» **Challenge**:
Repeat the material in full. Keep every line exactly as it is.

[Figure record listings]
◆ ◆ ◆ ◆ ◆ ◆ ◆
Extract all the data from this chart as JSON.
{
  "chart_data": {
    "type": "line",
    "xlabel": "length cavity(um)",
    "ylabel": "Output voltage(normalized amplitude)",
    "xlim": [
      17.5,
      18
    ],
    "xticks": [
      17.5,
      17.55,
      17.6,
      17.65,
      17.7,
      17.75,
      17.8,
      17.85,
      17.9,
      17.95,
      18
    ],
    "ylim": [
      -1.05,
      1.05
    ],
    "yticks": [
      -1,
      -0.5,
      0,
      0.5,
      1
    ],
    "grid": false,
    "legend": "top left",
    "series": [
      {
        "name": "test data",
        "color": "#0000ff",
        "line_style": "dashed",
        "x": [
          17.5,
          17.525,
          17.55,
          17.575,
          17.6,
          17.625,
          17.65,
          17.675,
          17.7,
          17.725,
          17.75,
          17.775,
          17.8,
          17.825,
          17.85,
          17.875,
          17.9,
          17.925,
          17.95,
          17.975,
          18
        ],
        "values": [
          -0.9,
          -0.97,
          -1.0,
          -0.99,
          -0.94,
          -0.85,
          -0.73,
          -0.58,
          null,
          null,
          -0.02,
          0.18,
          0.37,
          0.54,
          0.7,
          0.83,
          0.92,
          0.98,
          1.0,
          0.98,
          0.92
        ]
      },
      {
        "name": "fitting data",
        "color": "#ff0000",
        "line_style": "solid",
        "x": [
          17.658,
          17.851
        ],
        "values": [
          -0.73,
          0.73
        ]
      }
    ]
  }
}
◆ ◆ ◆ ◆ ◆ ◆ ◆
» **Result of this exercise**:
Extract all the data from this chart as JSON.
{
  "chart_data": {
    "type": "line",
    "xlabel": "length cavity(um)",
    "ylabel": "Output voltage(normalized amplitude)",
    "xlim": [
      17.5,
      18
    ],
    "xticks": [
      17.5,
      17.55,
      17.6,
      17.65,
      17.7,
      17.75,
      17.8,
      17.85,
      17.9,
      17.95,
      18
    ],
    "ylim": [
      -1.05,
      1.05
    ],
    "yticks": [
      -1,
      -0.5,
      0,
      0.5,
      1
    ],
    "grid": false,
    "legend": "top left",
    "series": [
      {
        "name": "test data",
        "color": "#0000ff",
        "line_style": "dashed",
        "x": [
          17.5,
          17.525,
          17.55,
          17.575,
          17.6,
          17.625,
          17.65,
          17.675,
          17.7,
          17.725,
          17.75,
          17.775,
          17.8,
          17.825,
          17.85,
          17.875,
          17.9,
          17.925,
          17.95,
          17.975,
          18
        ],
        "values": [
          -0.9,
          -0.97,
          -1.0,
          -0.99,
          -0.94,
          -0.85,
          -0.73,
          -0.58,
          null,
          null,
          -0.02,
          0.18,
          0.37,
          0.54,
          0.7,
          0.83,
          0.92,
          0.98,
          1.0,
          0.98,
          0.92
        ]
      },
      {
        "name": "fitting data",
        "color": "#ff0000",
        "line_style": "solid",
        "x": [
          17.658,
          17.851
        ],
        "values": [
          -0.73,
          0.73
        ]
      }
    ]
  }
}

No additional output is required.